> _DIRECTIONS_:
Write out all the data again, exactly as it stands.

>> begin GIVEN ENTRIES

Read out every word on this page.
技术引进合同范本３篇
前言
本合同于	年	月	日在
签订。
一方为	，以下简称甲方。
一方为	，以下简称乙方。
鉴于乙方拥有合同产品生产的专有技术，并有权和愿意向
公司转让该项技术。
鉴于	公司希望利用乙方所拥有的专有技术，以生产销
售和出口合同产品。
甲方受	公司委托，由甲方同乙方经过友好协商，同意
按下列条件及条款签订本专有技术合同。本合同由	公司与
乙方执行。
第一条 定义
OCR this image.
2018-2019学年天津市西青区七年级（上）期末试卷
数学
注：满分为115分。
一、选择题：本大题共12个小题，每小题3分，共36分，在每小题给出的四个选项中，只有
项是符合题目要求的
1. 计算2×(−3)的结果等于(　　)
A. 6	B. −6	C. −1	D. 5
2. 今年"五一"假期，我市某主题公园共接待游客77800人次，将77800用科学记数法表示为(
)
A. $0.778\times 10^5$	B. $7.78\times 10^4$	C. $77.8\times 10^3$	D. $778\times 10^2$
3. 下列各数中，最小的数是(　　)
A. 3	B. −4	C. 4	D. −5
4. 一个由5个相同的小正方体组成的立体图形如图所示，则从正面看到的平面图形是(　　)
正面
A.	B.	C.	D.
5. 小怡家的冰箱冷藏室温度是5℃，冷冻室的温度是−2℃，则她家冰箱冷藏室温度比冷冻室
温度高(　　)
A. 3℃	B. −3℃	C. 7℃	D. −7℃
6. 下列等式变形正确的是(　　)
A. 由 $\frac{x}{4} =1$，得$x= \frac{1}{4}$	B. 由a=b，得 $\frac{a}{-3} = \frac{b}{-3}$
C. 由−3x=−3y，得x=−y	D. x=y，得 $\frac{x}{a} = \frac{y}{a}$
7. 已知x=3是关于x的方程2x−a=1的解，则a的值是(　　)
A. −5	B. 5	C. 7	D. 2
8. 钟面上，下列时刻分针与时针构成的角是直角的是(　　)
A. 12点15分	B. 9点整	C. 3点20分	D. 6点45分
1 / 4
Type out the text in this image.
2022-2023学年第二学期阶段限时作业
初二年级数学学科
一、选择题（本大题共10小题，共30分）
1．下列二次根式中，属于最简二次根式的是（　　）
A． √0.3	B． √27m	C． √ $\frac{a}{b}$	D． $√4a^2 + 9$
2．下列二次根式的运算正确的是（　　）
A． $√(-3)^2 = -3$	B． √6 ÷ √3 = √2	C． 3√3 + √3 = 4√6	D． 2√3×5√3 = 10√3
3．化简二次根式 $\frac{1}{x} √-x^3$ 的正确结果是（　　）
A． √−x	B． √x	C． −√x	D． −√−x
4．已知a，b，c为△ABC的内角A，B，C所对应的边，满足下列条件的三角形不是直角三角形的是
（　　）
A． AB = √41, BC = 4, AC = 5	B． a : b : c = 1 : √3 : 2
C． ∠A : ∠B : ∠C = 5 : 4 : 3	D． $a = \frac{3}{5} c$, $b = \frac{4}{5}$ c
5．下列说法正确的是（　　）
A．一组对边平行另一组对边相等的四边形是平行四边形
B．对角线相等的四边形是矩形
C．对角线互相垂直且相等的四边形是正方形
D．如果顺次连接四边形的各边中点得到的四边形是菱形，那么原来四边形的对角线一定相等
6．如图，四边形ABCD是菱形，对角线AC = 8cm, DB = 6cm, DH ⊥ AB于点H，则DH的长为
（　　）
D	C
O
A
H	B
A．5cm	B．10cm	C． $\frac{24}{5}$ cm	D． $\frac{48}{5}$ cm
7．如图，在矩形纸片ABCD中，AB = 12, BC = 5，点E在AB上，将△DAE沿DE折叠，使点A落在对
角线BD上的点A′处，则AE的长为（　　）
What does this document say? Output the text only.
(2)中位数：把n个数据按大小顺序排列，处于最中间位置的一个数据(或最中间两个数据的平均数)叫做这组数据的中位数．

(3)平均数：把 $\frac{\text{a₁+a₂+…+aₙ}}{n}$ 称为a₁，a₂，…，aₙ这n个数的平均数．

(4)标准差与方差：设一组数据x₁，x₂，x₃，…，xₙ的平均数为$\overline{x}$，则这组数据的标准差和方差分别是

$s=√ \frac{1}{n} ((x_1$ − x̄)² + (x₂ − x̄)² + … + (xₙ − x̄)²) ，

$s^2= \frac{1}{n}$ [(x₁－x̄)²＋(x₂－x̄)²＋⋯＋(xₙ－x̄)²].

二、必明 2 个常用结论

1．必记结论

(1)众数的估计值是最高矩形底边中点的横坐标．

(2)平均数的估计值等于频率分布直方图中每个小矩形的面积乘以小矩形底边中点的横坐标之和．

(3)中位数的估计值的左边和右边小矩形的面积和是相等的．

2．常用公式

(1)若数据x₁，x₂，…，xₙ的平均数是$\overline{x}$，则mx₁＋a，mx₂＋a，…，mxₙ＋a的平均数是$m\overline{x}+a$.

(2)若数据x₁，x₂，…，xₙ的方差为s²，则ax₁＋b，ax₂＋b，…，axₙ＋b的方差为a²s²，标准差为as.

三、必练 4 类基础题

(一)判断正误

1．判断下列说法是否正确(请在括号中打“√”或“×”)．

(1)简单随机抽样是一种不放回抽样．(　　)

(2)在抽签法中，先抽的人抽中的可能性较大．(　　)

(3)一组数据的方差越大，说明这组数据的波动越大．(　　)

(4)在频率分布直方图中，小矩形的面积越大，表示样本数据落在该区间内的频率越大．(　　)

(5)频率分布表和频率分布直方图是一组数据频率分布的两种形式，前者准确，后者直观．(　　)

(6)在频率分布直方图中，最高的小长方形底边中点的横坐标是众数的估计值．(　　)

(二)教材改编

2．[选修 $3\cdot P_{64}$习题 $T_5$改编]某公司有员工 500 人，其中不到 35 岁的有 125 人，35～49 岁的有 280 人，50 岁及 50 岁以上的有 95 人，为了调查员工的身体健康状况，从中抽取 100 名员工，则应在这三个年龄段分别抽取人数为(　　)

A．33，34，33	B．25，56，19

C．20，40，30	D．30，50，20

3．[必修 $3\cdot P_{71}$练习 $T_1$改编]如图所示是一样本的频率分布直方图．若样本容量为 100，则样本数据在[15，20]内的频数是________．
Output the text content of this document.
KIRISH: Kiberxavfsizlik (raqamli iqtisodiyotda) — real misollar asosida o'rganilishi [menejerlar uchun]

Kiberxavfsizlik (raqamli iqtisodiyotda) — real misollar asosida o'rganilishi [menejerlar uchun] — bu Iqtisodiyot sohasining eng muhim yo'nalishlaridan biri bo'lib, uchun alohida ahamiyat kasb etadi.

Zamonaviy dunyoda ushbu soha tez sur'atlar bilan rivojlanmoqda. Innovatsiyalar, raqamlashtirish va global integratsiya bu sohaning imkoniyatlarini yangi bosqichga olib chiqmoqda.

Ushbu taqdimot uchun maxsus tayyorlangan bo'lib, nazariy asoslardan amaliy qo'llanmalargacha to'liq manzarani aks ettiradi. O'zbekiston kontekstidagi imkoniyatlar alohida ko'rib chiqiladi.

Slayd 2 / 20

>> end GIVEN ENTRIES

> _ANSWER BELOW_:
Read out every word on this page.
技术引进合同范本３篇
前言
本合同于	年	月	日在
签订。
一方为	，以下简称甲方。
一方为	，以下简称乙方。
鉴于乙方拥有合同产品生产的专有技术，并有权和愿意向
公司转让该项技术。
鉴于	公司希望利用乙方所拥有的专有技术，以生产销
售和出口合同产品。
甲方受	公司委托，由甲方同乙方经过友好协商，同意
按下列条件及条款签订本专有技术合同。本合同由	公司与
乙方执行。
第一条 定义
OCR this image.
2018-2019学年天津市西青区七年级（上）期末试卷
数学
注：满分为115分。
一、选择题：本大题共12个小题，每小题3分，共36分，在每小题给出的四个选项中，只有
项是符合题目要求的
1. 计算2×(−3)的结果等于(　　)
A. 6	B. −6	C. −1	D. 5
2. 今年"五一"假期，我市某主题公园共接待游客77800人次，将77800用科学记数法表示为(
)
A. $0.778\times 10^5$	B. $7.78\times 10^4$	C. $77.8\times 10^3$	D. $778\times 10^2$
3. 下列各数中，最小的数是(　　)
A. 3	B. −4	C. 4	D. −5
4. 一个由5个相同的小正方体组成的立体图形如图所示，则从正面看到的平面图形是(　　)
正面
A.	B.	C.	D.
5. 小怡家的冰箱冷藏室温度是5℃，冷冻室的温度是−2℃，则她家冰箱冷藏室温度比冷冻室
温度高(　　)
A. 3℃	B. −3℃	C. 7℃	D. −7℃
6. 下列等式变形正确的是(　　)
A. 由 $\frac{x}{4} =1$，得$x= \frac{1}{4}$	B. 由a=b，得 $\frac{a}{-3} = \frac{b}{-3}$
C. 由−3x=−3y，得x=−y	D. x=y，得 $\frac{x}{a} = \frac{y}{a}$
7. 已知x=3是关于x的方程2x−a=1的解，则a的值是(　　)
A. −5	B. 5	C. 7	D. 2
8. 钟面上，下列时刻分针与时针构成的角是直角的是(　　)
A. 12点15分	B. 9点整	C. 3点20分	D. 6点45分
1 / 4
Type out the text in this image.
2022-2023学年第二学期阶段限时作业
初二年级数学学科
一、选择题（本大题共10小题，共30分）
1．下列二次根式中，属于最简二次根式的是（　　）
A． √0.3	B． √27m	C． √ $\frac{a}{b}$	D． $√4a^2 + 9$
2．下列二次根式的运算正确的是（　　）
A． $√(-3)^2 = -3$	B． √6 ÷ √3 = √2	C． 3√3 + √3 = 4√6	D． 2√3×5√3 = 10√3
3．化简二次根式 $\frac{1}{x} √-x^3$ 的正确结果是（　　）
A． √−x	B． √x	C． −√x	D． −√−x
4．已知a，b，c为△ABC的内角A，B，C所对应的边，满足下列条件的三角形不是直角三角形的是
（　　）
A． AB = √41, BC = 4, AC = 5	B． a : b : c = 1 : √3 : 2
C． ∠A : ∠B : ∠C = 5 : 4 : 3	D． $a = \frac{3}{5} c$, $b = \frac{4}{5}$ c
5．下列说法正确的是（　　）
A．一组对边平行另一组对边相等的四边形是平行四边形
B．对角线相等的四边形是矩形
C．对角线互相垂直且相等的四边形是正方形
D．如果顺次连接四边形的各边中点得到的四边形是菱形，那么原来四边形的对角线一定相等
6．如图，四边形ABCD是菱形，对角线AC = 8cm, DB = 6cm, DH ⊥ AB于点H，则DH的长为
（　　）
D	C
O
A
H	B
A．5cm	B．10cm	C． $\frac{24}{5}$ cm	D． $\frac{48}{5}$ cm
7．如图，在矩形纸片ABCD中，AB = 12, BC = 5，点E在AB上，将△DAE沿DE折叠，使点A落在对
角线BD上的点A′处，则AE的长为（　　）
What does this document say? Output the text only.
(2)中位数：把n个数据按大小顺序排列，处于最中间位置的一个数据(或最中间两个数据的平均数)叫做这组数据的中位数．

(3)平均数：把 $\frac{\text{a₁+a₂+…+aₙ}}{n}$ 称为a₁，a₂，…，aₙ这n个数的平均数．

(4)标准差与方差：设一组数据x₁，x₂，x₃，…，xₙ的平均数为$\overline{x}$，则这组数据的标准差和方差分别是

$s=√ \frac{1}{n} ((x_1$ − x̄)² + (x₂ − x̄)² + … + (xₙ − x̄)²) ，

$s^2= \frac{1}{n}$ [(x₁－x̄)²＋(x₂－x̄)²＋⋯＋(xₙ－x̄)²].

二、必明 2 个常用结论

1．必记结论

(1)众数的估计值是最高矩形底边中点的横坐标．

(2)平均数的估计值等于频率分布直方图中每个小矩形的面积乘以小矩形底边中点的横坐标之和．

(3)中位数的估计值的左边和右边小矩形的面积和是相等的．

2．常用公式

(1)若数据x₁，x₂，…，xₙ的平均数是$\overline{x}$，则mx₁＋a，mx₂＋a，…，mxₙ＋a的平均数是$m\overline{x}+a$.

(2)若数据x₁，x₂，…，xₙ的方差为s²，则ax₁＋b，ax₂＋b，…，axₙ＋b的方差为a²s²，标准差为as.

三、必练 4 类基础题

(一)判断正误

1．判断下列说法是否正确(请在括号中打“√”或“×”)．

(1)简单随机抽样是一种不放回抽样．(　　)

(2)在抽签法中，先抽的人抽中的可能性较大．(　　)

(3)一组数据的方差越大，说明这组数据的波动越大．(　　)

(4)在频率分布直方图中，小矩形的面积越大，表示样本数据落在该区间内的频率越大．(　　)

(5)频率分布表和频率分布直方图是一组数据频率分布的两种形式，前者准确，后者直观．(　　)

(6)在频率分布直方图中，最高的小长方形底边中点的横坐标是众数的估计值．(　　)

(二)教材改编

2．[选修 $3\cdot P_{64}$习题 $T_5$改编]某公司有员工 500 人，其中不到 35 岁的有 125 人，35～49 岁的有 280 人，50 岁及 50 岁以上的有 95 人，为了调查员工的身体健康状况，从中抽取 100 名员工，则应在这三个年龄段分别抽取人数为(　　)

A．33，34，33	B．25，56，19

C．20，40，30	D．30，50，20

3．[必修 $3\cdot P_{71}$练习 $T_1$改编]如图所示是一样本的频率分布直方图．若样本容量为 100，则样本数据在[15，20]内的频数是________．
Output the text content of this document.
KIRISH: Kiberxavfsizlik (raqamli iqtisodiyotda) — real misollar asosida o'rganilishi [menejerlar uchun]

Kiberxavfsizlik (raqamli iqtisodiyotda) — real misollar asosida o'rganilishi [menejerlar uchun] — bu Iqtisodiyot sohasining eng muhim yo'nalishlaridan biri bo'lib, uchun alohida ahamiyat kasb etadi.

Zamonaviy dunyoda ushbu soha tez sur'atlar bilan rivojlanmoqda. Innovatsiyalar, raqamlashtirish va global integratsiya bu sohaning imkoniyatlarini yangi bosqichga olib chiqmoqda.

Ushbu taqdimot uchun maxsus tayyorlangan bo'lib, nazariy asoslardan amaliy qo'llanmalargacha to'liq manzarani aks ettiradi. O'zbekiston kontekstidagi imkoniyatlar alohida ko'rib chiqiladi.

Slayd 2 / 20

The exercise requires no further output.